(Data entries)

────────────────────

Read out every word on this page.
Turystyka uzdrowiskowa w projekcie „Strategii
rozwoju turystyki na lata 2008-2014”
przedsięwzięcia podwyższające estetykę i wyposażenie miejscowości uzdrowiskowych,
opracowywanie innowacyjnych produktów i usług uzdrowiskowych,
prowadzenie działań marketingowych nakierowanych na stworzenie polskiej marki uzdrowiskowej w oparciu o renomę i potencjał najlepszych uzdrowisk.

────────────────────

> [WHAT TO PRODUCE] Every entry must be quoted exactly as it appears above.

> [FINISHED EXERCISE]
Read out every word on this page.
Turystyka uzdrowiskowa w projekcie „Strategii
rozwoju turystyki na lata 2008-2014”
przedsięwzięcia podwyższające estetykę i wyposażenie miejscowości uzdrowiskowych,
opracowywanie innowacyjnych produktów i usług uzdrowiskowych,
prowadzenie działań marketingowych nakierowanych na stworzenie polskiej marki uzdrowiskowej w oparciu o renomę i potencjał najlepszych uzdrowisk.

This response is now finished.